(Entries from a visual dataset)

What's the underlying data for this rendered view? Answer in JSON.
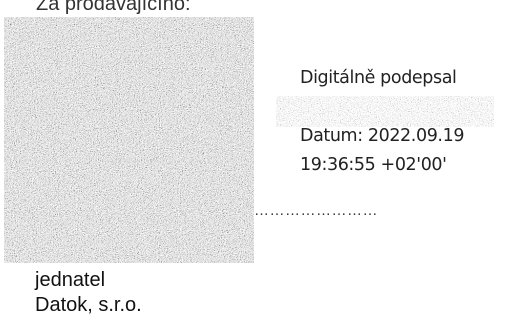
{
  "heading": "Za prodávajícího:",
  "signature": {
    "digitally_signed_by_label": "Digitálně podepsal",
    "date_line": "Datum: 2022.09.19",
    "time_line": "19:36:55 +02'00'",
    "dotted_line": "……………………"
  },
  "signatory": {
    "role": "jednatel",
    "company": "Datok, s.r.o."
  }
}
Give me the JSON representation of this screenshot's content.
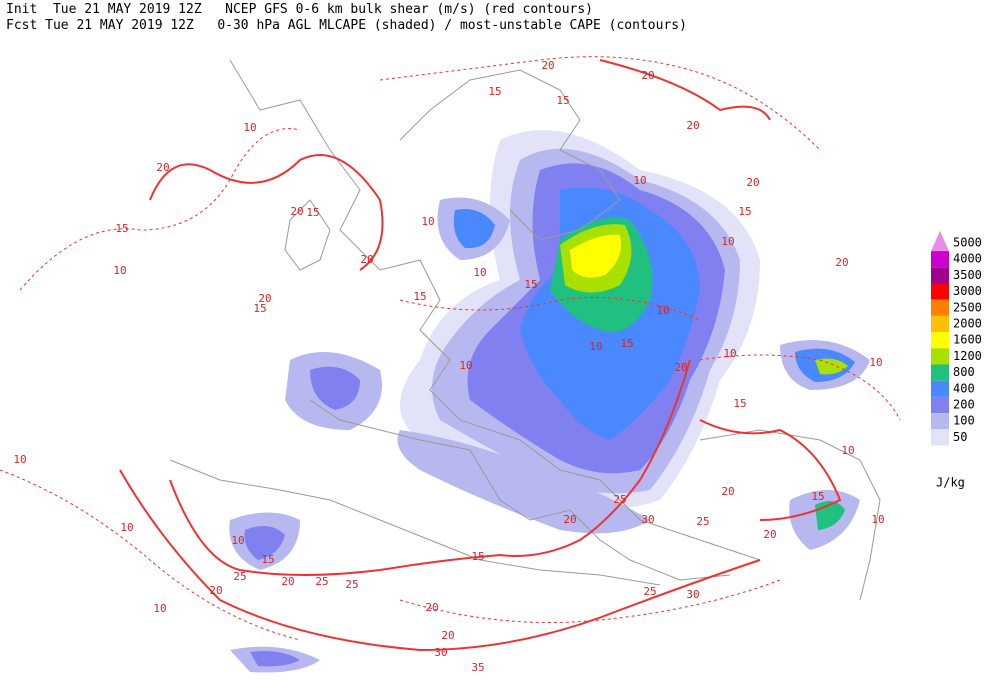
{
  "header": {
    "line1": "Init  Tue 21 MAY 2019 12Z   NCEP GFS 0-6 km bulk shear (m/s) (red contours)",
    "line2": "Fcst Tue 21 MAY 2019 12Z   0-30 hPa AGL MLCAPE (shaded) / most-unstable CAPE (contours)"
  },
  "legend": {
    "unit": "J/kg",
    "levels": [
      5000,
      4000,
      3500,
      3000,
      2500,
      2000,
      1600,
      1200,
      800,
      400,
      200,
      100,
      50
    ],
    "colors": [
      "#e88ce8",
      "#cc00cc",
      "#a0008c",
      "#ff0000",
      "#ff8000",
      "#ffc000",
      "#ffff00",
      "#a8e000",
      "#20c080",
      "#4a88ff",
      "#8080f0",
      "#b8b8f0",
      "#e2e2f8"
    ]
  },
  "contour_labels": [
    20,
    20,
    15,
    15,
    20,
    10,
    20,
    10,
    20,
    15,
    15,
    20,
    15,
    10,
    10,
    20,
    10,
    10,
    15,
    20,
    15,
    20,
    10,
    15,
    15,
    10,
    10,
    10,
    20,
    10,
    15,
    10,
    20,
    10,
    15,
    10,
    25,
    30,
    25,
    20,
    20,
    10,
    10,
    15,
    20,
    25,
    25,
    25,
    20,
    15,
    20,
    20,
    30,
    35,
    25,
    30,
    10
  ]
}
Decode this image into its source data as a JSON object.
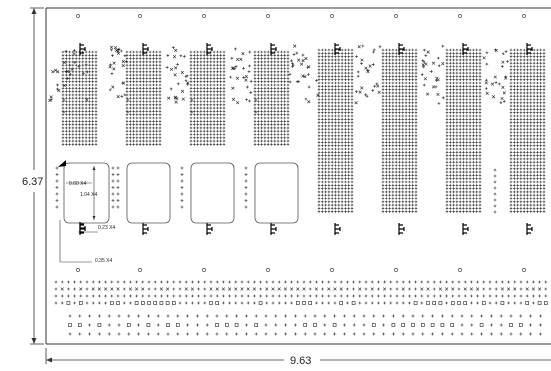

§ WHAT YOU HAVE TO DO: None of the pictures should appear; repeat the records exactly otherwise.

§ THE ANSWER:
What's the underlying data for this rendered view? Answer in JSON.
{
  "heading": "Za prodávajícího:",
  "signature": {
    "digitally_signed_by_label": "Digitálně podepsal",
    "date_line": "Datum: 2022.09.19",
    "time_line": "19:36:55 +02'00'",
    "dotted_line": "……………………"
  },
  "signatory": {
    "role": "jednatel",
    "company": "Datok, s.r.o."
  }
}
Give me the JSON representation of this screenshot's content.
{
  "header": {
    "line1": "Init  Tue 21 MAY 2019 12Z   NCEP GFS 0-6 km bulk shear (m/s) (red contours)",
    "line2": "Fcst Tue 21 MAY 2019 12Z   0-30 hPa AGL MLCAPE (shaded) / most-unstable CAPE (contours)"
  },
  "legend": {
    "unit": "J/kg",
    "levels": [
      5000,
      4000,
      3500,
      3000,
      2500,
      2000,
      1600,
      1200,
      800,
      400,
      200,
      100,
      50
    ],
    "colors": [
      "#e88ce8",
      "#cc00cc",
      "#a0008c",
      "#ff0000",
      "#ff8000",
      "#ffc000",
      "#ffff00",
      "#a8e000",
      "#20c080",
      "#4a88ff",
      "#8080f0",
      "#b8b8f0",
      "#e2e2f8"
    ]
  },
  "contour_labels": [
    20,
    20,
    15,
    15,
    20,
    10,
    20,
    10,
    20,
    15,
    15,
    20,
    15,
    10,
    10,
    20,
    10,
    10,
    15,
    20,
    15,
    20,
    10,
    15,
    15,
    10,
    10,
    10,
    20,
    10,
    15,
    10,
    20,
    10,
    15,
    10,
    25,
    30,
    25,
    20,
    20,
    10,
    10,
    15,
    20,
    25,
    25,
    25,
    20,
    15,
    20,
    20,
    30,
    35,
    25,
    30,
    10
  ]
}
Decode this image into its source data as a JSON object.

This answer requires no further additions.